DESCRIPTION OF THE TASK: Determine which lines of the records include the word "Channel", and copy them.

[START]

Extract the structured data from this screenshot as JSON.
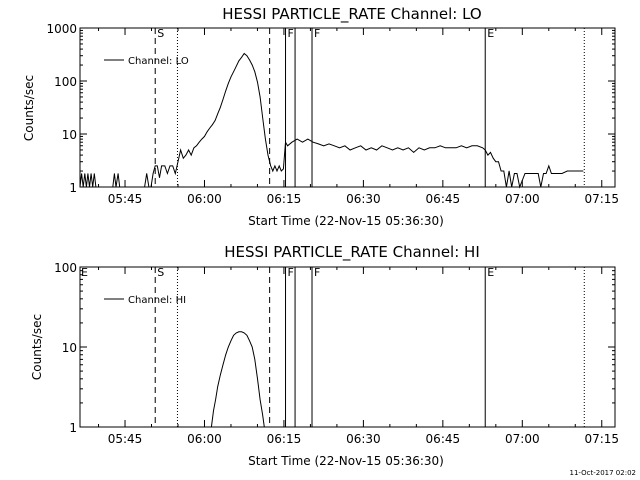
{
  "footer_timestamp": "11-Oct-2017 02:02",
  "chart_data": [
    {
      "type": "line",
      "title": "HESSI PARTICLE_RATE Channel: LO",
      "xlabel": "Start Time (22-Nov-15 05:36:30)",
      "ylabel": "Counts/sec",
      "ylog": true,
      "ylim": [
        1,
        1000
      ],
      "xlim_minutes": [
        0,
        101
      ],
      "x_ticks": [
        {
          "minute": 8.5,
          "label": "05:45"
        },
        {
          "minute": 23.5,
          "label": "06:00"
        },
        {
          "minute": 38.5,
          "label": "06:15"
        },
        {
          "minute": 53.5,
          "label": "06:30"
        },
        {
          "minute": 68.5,
          "label": "06:45"
        },
        {
          "minute": 83.5,
          "label": "07:00"
        },
        {
          "minute": 98.5,
          "label": "07:15"
        }
      ],
      "y_ticks": [
        {
          "value": 1,
          "label": "1"
        },
        {
          "value": 10,
          "label": "10"
        },
        {
          "value": 100,
          "label": "100"
        },
        {
          "value": 1000,
          "label": "1000"
        }
      ],
      "legend": {
        "entries": [
          "Channel: LO"
        ],
        "position": "top-left"
      },
      "markers": [
        {
          "minute": 14.2,
          "style": "dashed",
          "label": "S"
        },
        {
          "minute": 18.4,
          "style": "dotted",
          "label": ""
        },
        {
          "minute": 35.8,
          "style": "dashed",
          "label": ""
        },
        {
          "minute": 38.8,
          "style": "solid",
          "label": "F"
        },
        {
          "minute": 40.6,
          "style": "solid",
          "label": ""
        },
        {
          "minute": 43.8,
          "style": "solid",
          "label": "F"
        },
        {
          "minute": 76.5,
          "style": "solid",
          "label": "E"
        },
        {
          "minute": 95.2,
          "style": "dotted",
          "label": ""
        }
      ],
      "series": [
        {
          "name": "Channel: LO",
          "points": [
            [
              0.0,
              1
            ],
            [
              0.3,
              1.8
            ],
            [
              0.6,
              1
            ],
            [
              0.9,
              1.8
            ],
            [
              1.2,
              1
            ],
            [
              1.5,
              1.8
            ],
            [
              1.8,
              1
            ],
            [
              2.1,
              1.8
            ],
            [
              2.4,
              1
            ],
            [
              2.7,
              1.8
            ],
            [
              3.0,
              1
            ],
            [
              3.3,
              1
            ],
            [
              6.2,
              1
            ],
            [
              6.5,
              1.8
            ],
            [
              6.8,
              1
            ],
            [
              7.2,
              1.8
            ],
            [
              7.5,
              1
            ],
            [
              8.0,
              1
            ],
            [
              12.2,
              1
            ],
            [
              12.6,
              1.8
            ],
            [
              13.0,
              1
            ],
            [
              13.4,
              1
            ],
            [
              13.8,
              1.8
            ],
            [
              14.2,
              2.5
            ],
            [
              14.6,
              2.5
            ],
            [
              15.0,
              1.5
            ],
            [
              15.4,
              2.5
            ],
            [
              16.0,
              2.5
            ],
            [
              16.5,
              1.8
            ],
            [
              17.0,
              2.5
            ],
            [
              17.5,
              2.5
            ],
            [
              18.0,
              1.8
            ],
            [
              18.5,
              3
            ],
            [
              19.0,
              5
            ],
            [
              19.5,
              3.5
            ],
            [
              20.0,
              4
            ],
            [
              20.5,
              5
            ],
            [
              21.0,
              4
            ],
            [
              21.5,
              5.5
            ],
            [
              22.0,
              6
            ],
            [
              22.5,
              7
            ],
            [
              23.0,
              8
            ],
            [
              23.5,
              9
            ],
            [
              24.0,
              11
            ],
            [
              24.5,
              13
            ],
            [
              25.0,
              15
            ],
            [
              25.5,
              18
            ],
            [
              26.0,
              24
            ],
            [
              26.5,
              32
            ],
            [
              27.0,
              45
            ],
            [
              27.5,
              65
            ],
            [
              28.0,
              90
            ],
            [
              28.5,
              120
            ],
            [
              29.0,
              150
            ],
            [
              29.5,
              190
            ],
            [
              30.0,
              240
            ],
            [
              30.5,
              280
            ],
            [
              31.0,
              330
            ],
            [
              31.5,
              300
            ],
            [
              32.0,
              250
            ],
            [
              32.5,
              200
            ],
            [
              33.0,
              150
            ],
            [
              33.5,
              95
            ],
            [
              34.0,
              50
            ],
            [
              34.5,
              20
            ],
            [
              35.0,
              8
            ],
            [
              35.5,
              4
            ],
            [
              36.0,
              2.5
            ],
            [
              36.4,
              2
            ],
            [
              36.8,
              2.5
            ],
            [
              37.2,
              2
            ],
            [
              37.6,
              2.5
            ],
            [
              38.0,
              2
            ],
            [
              38.4,
              2.2
            ],
            [
              38.8,
              7
            ],
            [
              39.2,
              6
            ],
            [
              40.0,
              7
            ],
            [
              41.0,
              8
            ],
            [
              42.0,
              7
            ],
            [
              43.0,
              8
            ],
            [
              44.0,
              7
            ],
            [
              45.0,
              6.5
            ],
            [
              46.0,
              6
            ],
            [
              47.0,
              6.5
            ],
            [
              48.0,
              6
            ],
            [
              49.0,
              5.5
            ],
            [
              50.0,
              6
            ],
            [
              51.0,
              5
            ],
            [
              52.0,
              5.5
            ],
            [
              53.0,
              6
            ],
            [
              54.0,
              5
            ],
            [
              55.0,
              5.5
            ],
            [
              56.0,
              5
            ],
            [
              57.0,
              6
            ],
            [
              58.0,
              5.5
            ],
            [
              59.0,
              5
            ],
            [
              60.0,
              5.5
            ],
            [
              61.0,
              5
            ],
            [
              62.0,
              5.5
            ],
            [
              63.0,
              4.5
            ],
            [
              64.0,
              5.5
            ],
            [
              65.0,
              5
            ],
            [
              66.0,
              5.5
            ],
            [
              67.0,
              5.5
            ],
            [
              68.0,
              6
            ],
            [
              69.0,
              5.5
            ],
            [
              70.0,
              5.5
            ],
            [
              71.0,
              5.5
            ],
            [
              72.0,
              6
            ],
            [
              73.0,
              5.5
            ],
            [
              74.0,
              6
            ],
            [
              75.0,
              6
            ],
            [
              76.0,
              5.5
            ],
            [
              76.5,
              5
            ],
            [
              77.0,
              4
            ],
            [
              77.5,
              4.5
            ],
            [
              78.0,
              3.5
            ],
            [
              78.5,
              3
            ],
            [
              79.0,
              3
            ],
            [
              79.5,
              2
            ],
            [
              80.0,
              2
            ],
            [
              80.5,
              1
            ],
            [
              81.0,
              2
            ],
            [
              81.5,
              1
            ],
            [
              82.0,
              1.8
            ],
            [
              82.5,
              1.8
            ],
            [
              83.0,
              1
            ],
            [
              84.0,
              1.8
            ],
            [
              85.0,
              1.8
            ],
            [
              86.0,
              1.8
            ],
            [
              86.5,
              1.8
            ],
            [
              87.0,
              1
            ],
            [
              87.5,
              1.8
            ],
            [
              88.0,
              1.8
            ],
            [
              88.5,
              2.5
            ],
            [
              89.0,
              1.8
            ],
            [
              90.0,
              1.8
            ],
            [
              91.0,
              1.8
            ],
            [
              92.0,
              2
            ],
            [
              93.0,
              2
            ],
            [
              94.0,
              2
            ],
            [
              95.0,
              2
            ]
          ]
        }
      ]
    },
    {
      "type": "line",
      "title": "HESSI PARTICLE_RATE Channel: HI",
      "xlabel": "Start Time (22-Nov-15 05:36:30)",
      "ylabel": "Counts/sec",
      "ylog": true,
      "ylim": [
        1,
        100
      ],
      "xlim_minutes": [
        0,
        101
      ],
      "x_ticks": [
        {
          "minute": 8.5,
          "label": "05:45"
        },
        {
          "minute": 23.5,
          "label": "06:00"
        },
        {
          "minute": 38.5,
          "label": "06:15"
        },
        {
          "minute": 53.5,
          "label": "06:30"
        },
        {
          "minute": 68.5,
          "label": "06:45"
        },
        {
          "minute": 83.5,
          "label": "07:00"
        },
        {
          "minute": 98.5,
          "label": "07:15"
        }
      ],
      "y_ticks": [
        {
          "value": 1,
          "label": "1"
        },
        {
          "value": 10,
          "label": "10"
        },
        {
          "value": 100,
          "label": "100"
        }
      ],
      "legend": {
        "entries": [
          "Channel: HI"
        ],
        "position": "top-left"
      },
      "corner_label": "E",
      "markers": [
        {
          "minute": 14.2,
          "style": "dashed",
          "label": "S"
        },
        {
          "minute": 18.4,
          "style": "dotted",
          "label": ""
        },
        {
          "minute": 35.8,
          "style": "dashed",
          "label": ""
        },
        {
          "minute": 38.8,
          "style": "solid",
          "label": "F"
        },
        {
          "minute": 40.6,
          "style": "solid",
          "label": ""
        },
        {
          "minute": 43.8,
          "style": "solid",
          "label": "F"
        },
        {
          "minute": 76.5,
          "style": "solid",
          "label": "E"
        },
        {
          "minute": 95.2,
          "style": "dotted",
          "label": ""
        }
      ],
      "series": [
        {
          "name": "Channel: HI",
          "points": [
            [
              24.8,
              1
            ],
            [
              25.2,
              1.6
            ],
            [
              25.6,
              2.2
            ],
            [
              26.0,
              3.2
            ],
            [
              26.5,
              4.5
            ],
            [
              27.0,
              6
            ],
            [
              27.5,
              8
            ],
            [
              28.0,
              10
            ],
            [
              28.5,
              12
            ],
            [
              29.0,
              14
            ],
            [
              29.5,
              15
            ],
            [
              30.0,
              15.5
            ],
            [
              30.5,
              15.5
            ],
            [
              31.0,
              15
            ],
            [
              31.5,
              14
            ],
            [
              32.0,
              12
            ],
            [
              32.5,
              10
            ],
            [
              33.0,
              7
            ],
            [
              33.5,
              4
            ],
            [
              34.0,
              2.2
            ],
            [
              34.5,
              1.4
            ],
            [
              34.8,
              1
            ]
          ]
        }
      ]
    }
  ]
}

[END]

EXPECTED ANSWER:
      "title": "HESSI PARTICLE_RATE Channel: LO",
          "Channel: LO"
          "name": "Channel: LO",
      "title": "HESSI PARTICLE_RATE Channel: HI",
          "Channel: HI"
          "name": "Channel: HI",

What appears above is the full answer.